EXERCISE PROMPT — Work out the number of lines containing "color". Give that number alone.

DATA FOR THE TASK —
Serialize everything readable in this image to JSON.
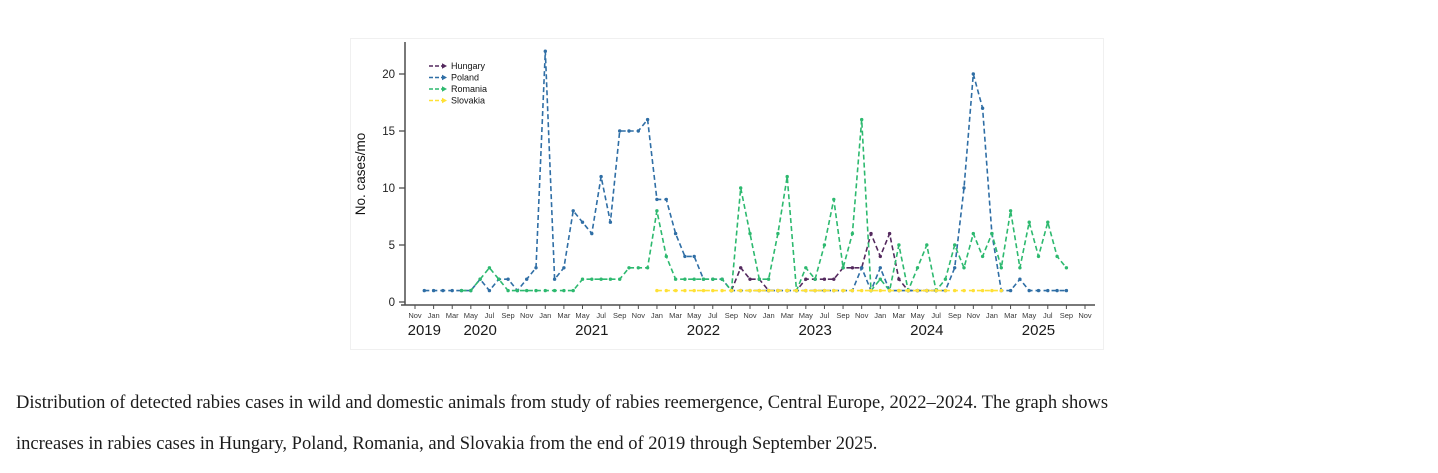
{
  "caption": {
    "line1": "Distribution of detected rabies cases in wild and domestic animals from study of rabies reemergence, Central Europe, 2022–2024. The graph shows",
    "line2": "increases in rabies cases in Hungary, Poland, Romania, and Slovakia from the end of 2019 through September 2025."
  },
  "chart_data": {
    "type": "line",
    "title": "",
    "xlabel": "",
    "ylabel": "No. cases/mo",
    "ylim": [
      0,
      22
    ],
    "yticks": [
      0,
      5,
      10,
      15,
      20
    ],
    "x_axis_note": "monthly data, ticks every 2 months from Nov 2019 to Nov 2025",
    "month_labels": [
      "Nov",
      "Jan",
      "Mar",
      "May",
      "Jul",
      "Sep",
      "Nov",
      "Jan",
      "Mar",
      "May",
      "Jul",
      "Sep",
      "Nov",
      "Jan",
      "Mar",
      "May",
      "Jul",
      "Sep",
      "Nov",
      "Jan",
      "Mar",
      "May",
      "Jul",
      "Sep",
      "Nov",
      "Jan",
      "Mar",
      "May",
      "Jul",
      "Sep",
      "Nov",
      "Jan",
      "Mar",
      "May",
      "Jul",
      "Sep",
      "Nov"
    ],
    "year_labels": [
      {
        "label": "2019",
        "t": 1
      },
      {
        "label": "2020",
        "t": 7
      },
      {
        "label": "2021",
        "t": 19
      },
      {
        "label": "2022",
        "t": 31
      },
      {
        "label": "2023",
        "t": 43
      },
      {
        "label": "2024",
        "t": 55
      },
      {
        "label": "2025",
        "t": 67
      }
    ],
    "legend": [
      "Hungary",
      "Poland",
      "Romania",
      "Slovakia"
    ],
    "legend_position": "top-left-inside",
    "grid": false,
    "series": [
      {
        "name": "Hungary",
        "color": "#54295e",
        "start": "2022-09",
        "values": [
          1,
          3,
          2,
          2,
          1,
          1,
          1,
          1,
          2,
          2,
          2,
          2,
          3,
          3,
          3,
          6,
          4,
          6,
          2,
          1,
          1,
          1,
          1
        ]
      },
      {
        "name": "Poland",
        "color": "#2f6ea5",
        "start": "2019-12",
        "values": [
          1,
          1,
          1,
          1,
          1,
          1,
          2,
          1,
          2,
          2,
          1,
          2,
          3,
          22,
          2,
          3,
          8,
          7,
          6,
          11,
          7,
          15,
          15,
          15,
          16,
          9,
          9,
          6,
          4,
          4,
          2,
          2,
          2,
          1,
          1,
          1,
          1,
          1,
          1,
          1,
          1,
          1,
          1,
          1,
          1,
          1,
          1,
          3,
          1,
          3,
          1,
          1,
          1,
          1,
          1,
          1,
          1,
          3,
          10,
          20,
          17,
          6,
          1,
          1,
          2,
          1,
          1,
          1,
          1,
          1
        ]
      },
      {
        "name": "Romania",
        "color": "#2db96f",
        "start": "2020-04",
        "values": [
          1,
          1,
          2,
          3,
          2,
          1,
          1,
          1,
          1,
          1,
          1,
          1,
          1,
          2,
          2,
          2,
          2,
          2,
          3,
          3,
          3,
          8,
          4,
          2,
          2,
          2,
          2,
          2,
          2,
          1,
          10,
          6,
          2,
          2,
          6,
          11,
          1,
          3,
          2,
          5,
          9,
          3,
          6,
          16,
          1,
          2,
          1,
          5,
          1,
          3,
          5,
          1,
          2,
          5,
          3,
          6,
          4,
          6,
          3,
          8,
          3,
          7,
          4,
          7,
          4,
          3
        ]
      },
      {
        "name": "Slovakia",
        "color": "#ffe136",
        "start": "2022-01",
        "values": [
          1,
          1,
          1,
          1,
          1,
          1,
          1,
          1,
          1,
          1,
          1,
          1,
          1,
          1,
          1,
          1,
          1,
          1,
          1,
          1,
          1,
          1,
          1,
          1,
          1,
          1,
          1,
          1,
          1,
          1,
          1,
          1,
          1,
          1,
          1,
          1,
          1,
          1
        ]
      }
    ]
  }
}
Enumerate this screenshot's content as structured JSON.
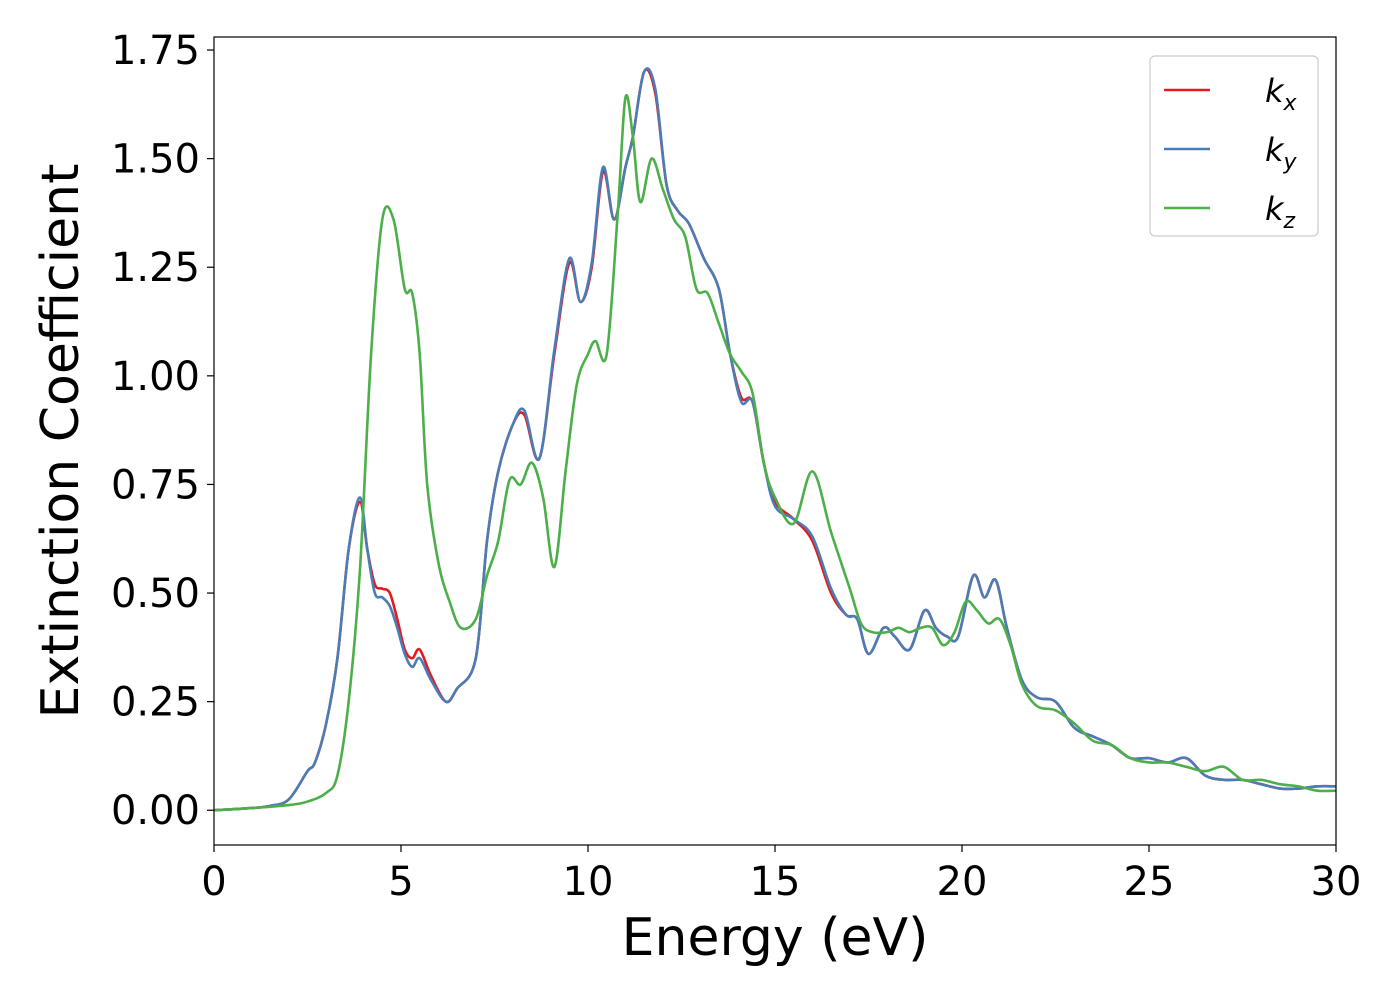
{
  "chart_data": {
    "type": "line",
    "title": "",
    "xlabel": "Energy (eV)",
    "ylabel": "Extinction Coefficient",
    "xlim": [
      0,
      30
    ],
    "ylim": [
      -0.08,
      1.78
    ],
    "xticks": [
      0,
      5,
      10,
      15,
      20,
      25,
      30
    ],
    "xtick_labels": [
      "0",
      "5",
      "10",
      "15",
      "20",
      "25",
      "30"
    ],
    "yticks": [
      0,
      0.25,
      0.5,
      0.75,
      1.0,
      1.25,
      1.5,
      1.75
    ],
    "ytick_labels": [
      "0.00",
      "0.25",
      "0.50",
      "0.75",
      "1.00",
      "1.25",
      "1.50",
      "1.75"
    ],
    "grid": false,
    "legend_position": "top-right",
    "series": [
      {
        "name": "k_x",
        "label_main": "k",
        "label_sub": "x",
        "color": "#e41a1c",
        "x": [
          0,
          1,
          1.5,
          2,
          2.5,
          2.7,
          3,
          3.3,
          3.6,
          3.9,
          4.1,
          4.3,
          4.5,
          4.7,
          4.9,
          5.1,
          5.3,
          5.5,
          5.8,
          6.2,
          6.5,
          7,
          7.3,
          7.6,
          8,
          8.3,
          8.7,
          9.1,
          9.5,
          9.8,
          10.1,
          10.4,
          10.7,
          11,
          11.2,
          11.5,
          11.8,
          12.1,
          12.4,
          12.7,
          13.1,
          13.5,
          13.8,
          14.1,
          14.4,
          14.7,
          15,
          15.5,
          16,
          16.5,
          16.9,
          17.2,
          17.5,
          17.9,
          18.2,
          18.6,
          19,
          19.3,
          19.6,
          19.9,
          20.3,
          20.6,
          20.9,
          21.2,
          21.6,
          22,
          22.5,
          23,
          23.5,
          24,
          24.5,
          25,
          25.5,
          26,
          26.5,
          27,
          27.5,
          28,
          28.5,
          29,
          29.5,
          30
        ],
        "y": [
          0,
          0.005,
          0.01,
          0.025,
          0.09,
          0.11,
          0.2,
          0.35,
          0.6,
          0.71,
          0.6,
          0.52,
          0.51,
          0.5,
          0.44,
          0.37,
          0.35,
          0.37,
          0.31,
          0.25,
          0.28,
          0.35,
          0.62,
          0.78,
          0.89,
          0.91,
          0.81,
          1.05,
          1.26,
          1.17,
          1.25,
          1.47,
          1.36,
          1.48,
          1.55,
          1.7,
          1.65,
          1.44,
          1.38,
          1.35,
          1.27,
          1.2,
          1.05,
          0.95,
          0.94,
          0.8,
          0.71,
          0.67,
          0.62,
          0.5,
          0.45,
          0.44,
          0.36,
          0.42,
          0.4,
          0.37,
          0.46,
          0.42,
          0.4,
          0.4,
          0.54,
          0.49,
          0.53,
          0.42,
          0.3,
          0.26,
          0.25,
          0.19,
          0.17,
          0.15,
          0.12,
          0.12,
          0.11,
          0.12,
          0.08,
          0.07,
          0.07,
          0.06,
          0.05,
          0.05,
          0.055,
          0.055
        ]
      },
      {
        "name": "k_y",
        "label_main": "k",
        "label_sub": "y",
        "color": "#4a7db7",
        "x": [
          0,
          1,
          1.5,
          2,
          2.5,
          2.7,
          3,
          3.3,
          3.6,
          3.9,
          4.1,
          4.3,
          4.5,
          4.7,
          4.9,
          5.1,
          5.3,
          5.5,
          5.8,
          6.2,
          6.5,
          7,
          7.3,
          7.6,
          8,
          8.3,
          8.7,
          9.1,
          9.5,
          9.8,
          10.1,
          10.4,
          10.7,
          11,
          11.2,
          11.5,
          11.8,
          12.1,
          12.4,
          12.7,
          13.1,
          13.5,
          13.8,
          14.1,
          14.4,
          14.7,
          15,
          15.5,
          16,
          16.5,
          16.9,
          17.2,
          17.5,
          17.9,
          18.2,
          18.6,
          19,
          19.3,
          19.6,
          19.9,
          20.3,
          20.6,
          20.9,
          21.2,
          21.6,
          22,
          22.5,
          23,
          23.5,
          24,
          24.5,
          25,
          25.5,
          26,
          26.5,
          27,
          27.5,
          28,
          28.5,
          29,
          29.5,
          30
        ],
        "y": [
          0,
          0.005,
          0.01,
          0.025,
          0.09,
          0.11,
          0.2,
          0.35,
          0.6,
          0.72,
          0.6,
          0.5,
          0.49,
          0.47,
          0.42,
          0.36,
          0.33,
          0.35,
          0.3,
          0.25,
          0.28,
          0.35,
          0.62,
          0.78,
          0.89,
          0.92,
          0.81,
          1.06,
          1.27,
          1.17,
          1.26,
          1.48,
          1.36,
          1.48,
          1.55,
          1.7,
          1.66,
          1.44,
          1.38,
          1.35,
          1.27,
          1.2,
          1.05,
          0.94,
          0.94,
          0.8,
          0.7,
          0.67,
          0.63,
          0.51,
          0.45,
          0.44,
          0.36,
          0.42,
          0.4,
          0.37,
          0.46,
          0.42,
          0.4,
          0.4,
          0.54,
          0.49,
          0.53,
          0.42,
          0.3,
          0.26,
          0.25,
          0.19,
          0.17,
          0.15,
          0.12,
          0.12,
          0.11,
          0.12,
          0.08,
          0.07,
          0.07,
          0.06,
          0.05,
          0.05,
          0.055,
          0.055
        ]
      },
      {
        "name": "k_z",
        "label_main": "k",
        "label_sub": "z",
        "color": "#4daf4a",
        "x": [
          0,
          1,
          2,
          2.5,
          3,
          3.3,
          3.6,
          3.9,
          4.2,
          4.5,
          4.8,
          5.1,
          5.3,
          5.5,
          5.7,
          6,
          6.3,
          6.6,
          7,
          7.3,
          7.6,
          7.9,
          8.2,
          8.5,
          8.8,
          9.1,
          9.4,
          9.7,
          10,
          10.2,
          10.5,
          10.8,
          11,
          11.2,
          11.4,
          11.7,
          12,
          12.3,
          12.6,
          12.9,
          13.2,
          13.5,
          13.8,
          14.1,
          14.4,
          14.7,
          15,
          15.5,
          16,
          16.5,
          17,
          17.3,
          17.6,
          18,
          18.3,
          18.6,
          18.9,
          19.2,
          19.5,
          19.8,
          20.1,
          20.4,
          20.7,
          21,
          21.3,
          21.6,
          22,
          22.5,
          23,
          23.5,
          24,
          24.5,
          25,
          25.5,
          26,
          26.5,
          27,
          27.5,
          28,
          28.5,
          29,
          29.5,
          30
        ],
        "y": [
          0,
          0.005,
          0.012,
          0.02,
          0.04,
          0.08,
          0.25,
          0.55,
          1.05,
          1.36,
          1.36,
          1.2,
          1.19,
          1.05,
          0.75,
          0.57,
          0.48,
          0.42,
          0.44,
          0.54,
          0.62,
          0.76,
          0.75,
          0.8,
          0.72,
          0.56,
          0.78,
          0.98,
          1.05,
          1.08,
          1.05,
          1.38,
          1.64,
          1.55,
          1.4,
          1.5,
          1.43,
          1.36,
          1.32,
          1.2,
          1.19,
          1.12,
          1.05,
          1.01,
          0.96,
          0.8,
          0.72,
          0.66,
          0.78,
          0.64,
          0.51,
          0.43,
          0.41,
          0.41,
          0.42,
          0.41,
          0.42,
          0.42,
          0.38,
          0.41,
          0.48,
          0.46,
          0.43,
          0.44,
          0.38,
          0.29,
          0.24,
          0.23,
          0.2,
          0.16,
          0.15,
          0.12,
          0.11,
          0.11,
          0.1,
          0.09,
          0.1,
          0.07,
          0.07,
          0.06,
          0.055,
          0.045,
          0.045
        ]
      }
    ]
  }
}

PROBLEM SOLUTION — 7